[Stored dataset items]
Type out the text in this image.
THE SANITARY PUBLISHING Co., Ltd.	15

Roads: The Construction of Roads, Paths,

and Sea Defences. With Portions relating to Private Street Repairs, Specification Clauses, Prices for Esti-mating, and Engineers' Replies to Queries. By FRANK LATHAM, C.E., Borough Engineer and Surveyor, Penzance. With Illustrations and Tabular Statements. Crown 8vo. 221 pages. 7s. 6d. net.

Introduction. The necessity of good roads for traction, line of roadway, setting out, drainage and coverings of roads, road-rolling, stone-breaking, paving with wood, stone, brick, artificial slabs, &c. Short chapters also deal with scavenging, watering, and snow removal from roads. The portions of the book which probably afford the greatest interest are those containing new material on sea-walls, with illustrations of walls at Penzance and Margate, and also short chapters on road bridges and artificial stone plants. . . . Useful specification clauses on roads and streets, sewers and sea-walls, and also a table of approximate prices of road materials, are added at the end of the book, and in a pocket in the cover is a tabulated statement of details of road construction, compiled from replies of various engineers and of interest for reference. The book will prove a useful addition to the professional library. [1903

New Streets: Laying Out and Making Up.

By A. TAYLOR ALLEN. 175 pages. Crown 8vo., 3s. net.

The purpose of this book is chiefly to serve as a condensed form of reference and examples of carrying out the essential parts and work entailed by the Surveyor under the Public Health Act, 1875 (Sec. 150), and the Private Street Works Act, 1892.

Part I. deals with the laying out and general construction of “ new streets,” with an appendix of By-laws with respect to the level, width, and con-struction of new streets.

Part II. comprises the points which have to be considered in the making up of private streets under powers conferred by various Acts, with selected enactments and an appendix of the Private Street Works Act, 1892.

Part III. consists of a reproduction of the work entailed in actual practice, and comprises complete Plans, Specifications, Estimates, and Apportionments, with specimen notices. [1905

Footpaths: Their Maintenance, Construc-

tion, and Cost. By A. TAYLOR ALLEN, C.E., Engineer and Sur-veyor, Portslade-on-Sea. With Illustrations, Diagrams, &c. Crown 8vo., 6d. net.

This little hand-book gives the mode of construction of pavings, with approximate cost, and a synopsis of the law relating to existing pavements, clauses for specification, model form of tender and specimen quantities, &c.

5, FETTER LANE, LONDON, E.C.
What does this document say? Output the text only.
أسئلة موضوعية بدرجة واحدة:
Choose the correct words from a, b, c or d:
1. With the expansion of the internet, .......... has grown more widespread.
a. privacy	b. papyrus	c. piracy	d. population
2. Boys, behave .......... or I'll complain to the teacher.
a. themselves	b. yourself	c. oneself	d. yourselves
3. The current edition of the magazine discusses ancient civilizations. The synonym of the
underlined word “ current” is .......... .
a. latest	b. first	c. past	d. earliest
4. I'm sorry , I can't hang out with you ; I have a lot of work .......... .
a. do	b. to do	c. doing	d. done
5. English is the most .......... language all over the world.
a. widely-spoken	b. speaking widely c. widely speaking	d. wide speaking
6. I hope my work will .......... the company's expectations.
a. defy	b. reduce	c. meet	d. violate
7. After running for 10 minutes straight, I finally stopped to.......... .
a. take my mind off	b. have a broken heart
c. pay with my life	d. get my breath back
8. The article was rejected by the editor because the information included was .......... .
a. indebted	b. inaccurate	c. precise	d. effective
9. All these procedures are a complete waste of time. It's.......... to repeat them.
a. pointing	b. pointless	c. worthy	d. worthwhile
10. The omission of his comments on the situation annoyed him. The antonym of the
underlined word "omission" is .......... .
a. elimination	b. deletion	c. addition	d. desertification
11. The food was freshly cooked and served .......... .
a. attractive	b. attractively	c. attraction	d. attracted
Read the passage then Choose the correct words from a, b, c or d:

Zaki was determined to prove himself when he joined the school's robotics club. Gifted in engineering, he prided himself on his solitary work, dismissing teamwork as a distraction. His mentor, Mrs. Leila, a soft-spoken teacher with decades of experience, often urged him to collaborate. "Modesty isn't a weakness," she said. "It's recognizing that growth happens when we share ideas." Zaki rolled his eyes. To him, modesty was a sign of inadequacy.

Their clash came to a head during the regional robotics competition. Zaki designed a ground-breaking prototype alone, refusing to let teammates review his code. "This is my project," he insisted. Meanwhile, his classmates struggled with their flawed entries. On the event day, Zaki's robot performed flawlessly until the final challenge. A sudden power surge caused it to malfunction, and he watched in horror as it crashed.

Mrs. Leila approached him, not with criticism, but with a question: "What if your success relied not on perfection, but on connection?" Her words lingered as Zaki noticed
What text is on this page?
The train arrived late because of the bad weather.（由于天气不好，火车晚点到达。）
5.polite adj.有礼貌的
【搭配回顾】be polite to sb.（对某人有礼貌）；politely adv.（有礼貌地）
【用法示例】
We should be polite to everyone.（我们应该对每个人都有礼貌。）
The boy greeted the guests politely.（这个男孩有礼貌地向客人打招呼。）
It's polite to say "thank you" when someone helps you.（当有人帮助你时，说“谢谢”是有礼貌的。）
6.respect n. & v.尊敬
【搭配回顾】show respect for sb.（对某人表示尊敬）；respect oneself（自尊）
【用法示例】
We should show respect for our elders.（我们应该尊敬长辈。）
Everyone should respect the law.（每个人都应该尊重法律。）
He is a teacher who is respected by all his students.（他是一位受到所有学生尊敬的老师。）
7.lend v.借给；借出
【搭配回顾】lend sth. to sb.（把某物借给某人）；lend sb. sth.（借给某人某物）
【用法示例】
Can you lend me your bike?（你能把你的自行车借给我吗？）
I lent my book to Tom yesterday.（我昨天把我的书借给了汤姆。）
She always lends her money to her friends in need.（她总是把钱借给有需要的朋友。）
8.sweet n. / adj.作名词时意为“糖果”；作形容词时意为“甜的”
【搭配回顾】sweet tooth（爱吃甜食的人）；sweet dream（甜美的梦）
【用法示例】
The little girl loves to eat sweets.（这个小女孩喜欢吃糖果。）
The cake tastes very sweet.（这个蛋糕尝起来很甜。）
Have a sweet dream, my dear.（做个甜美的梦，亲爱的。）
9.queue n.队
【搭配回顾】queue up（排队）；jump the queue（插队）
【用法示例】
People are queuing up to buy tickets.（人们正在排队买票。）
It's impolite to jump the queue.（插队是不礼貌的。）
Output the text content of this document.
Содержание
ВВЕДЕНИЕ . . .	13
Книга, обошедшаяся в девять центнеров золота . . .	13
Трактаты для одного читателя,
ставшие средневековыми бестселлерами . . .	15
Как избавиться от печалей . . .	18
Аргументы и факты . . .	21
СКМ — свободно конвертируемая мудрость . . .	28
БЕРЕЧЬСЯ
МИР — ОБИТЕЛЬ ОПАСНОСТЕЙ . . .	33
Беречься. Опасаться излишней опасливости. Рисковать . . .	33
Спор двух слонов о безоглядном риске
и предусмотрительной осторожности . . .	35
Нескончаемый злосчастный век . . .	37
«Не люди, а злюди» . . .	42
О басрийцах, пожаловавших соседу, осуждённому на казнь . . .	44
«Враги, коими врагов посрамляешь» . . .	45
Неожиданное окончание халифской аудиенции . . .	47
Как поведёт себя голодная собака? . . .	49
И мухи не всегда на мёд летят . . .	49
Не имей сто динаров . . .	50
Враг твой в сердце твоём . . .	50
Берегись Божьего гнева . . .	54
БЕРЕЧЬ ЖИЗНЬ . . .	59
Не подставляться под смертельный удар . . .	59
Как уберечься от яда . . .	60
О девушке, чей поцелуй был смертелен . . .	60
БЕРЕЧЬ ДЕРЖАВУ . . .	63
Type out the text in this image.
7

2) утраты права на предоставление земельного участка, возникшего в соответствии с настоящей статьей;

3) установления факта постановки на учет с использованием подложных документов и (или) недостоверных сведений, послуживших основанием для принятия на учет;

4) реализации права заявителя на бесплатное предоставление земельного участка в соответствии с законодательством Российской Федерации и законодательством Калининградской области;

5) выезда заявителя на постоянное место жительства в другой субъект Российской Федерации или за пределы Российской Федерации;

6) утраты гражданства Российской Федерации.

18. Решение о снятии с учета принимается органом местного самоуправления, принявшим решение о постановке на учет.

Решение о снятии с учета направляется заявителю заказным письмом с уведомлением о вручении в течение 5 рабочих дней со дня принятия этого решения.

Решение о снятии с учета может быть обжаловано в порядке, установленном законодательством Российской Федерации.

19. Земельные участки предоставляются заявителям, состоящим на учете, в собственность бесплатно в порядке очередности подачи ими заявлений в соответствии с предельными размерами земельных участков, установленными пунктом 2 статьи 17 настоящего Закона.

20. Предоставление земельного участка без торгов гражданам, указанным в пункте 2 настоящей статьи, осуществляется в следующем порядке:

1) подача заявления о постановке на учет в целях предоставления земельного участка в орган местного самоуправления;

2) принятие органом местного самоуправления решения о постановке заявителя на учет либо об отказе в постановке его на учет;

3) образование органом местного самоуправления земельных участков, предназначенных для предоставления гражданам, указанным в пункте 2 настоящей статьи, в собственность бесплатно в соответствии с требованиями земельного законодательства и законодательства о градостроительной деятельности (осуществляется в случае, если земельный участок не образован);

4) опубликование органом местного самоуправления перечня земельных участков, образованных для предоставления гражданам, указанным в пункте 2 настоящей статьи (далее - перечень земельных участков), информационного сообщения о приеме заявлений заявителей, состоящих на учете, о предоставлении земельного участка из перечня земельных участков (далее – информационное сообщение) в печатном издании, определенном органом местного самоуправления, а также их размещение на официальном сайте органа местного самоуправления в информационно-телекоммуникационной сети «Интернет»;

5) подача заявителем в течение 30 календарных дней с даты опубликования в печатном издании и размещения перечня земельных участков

GIVEN REQUEST> Search the data above for the string "document" and copy each line that has it.

THE OUTPUT>
What does this document say? Output the text only.
Output the text content of this document.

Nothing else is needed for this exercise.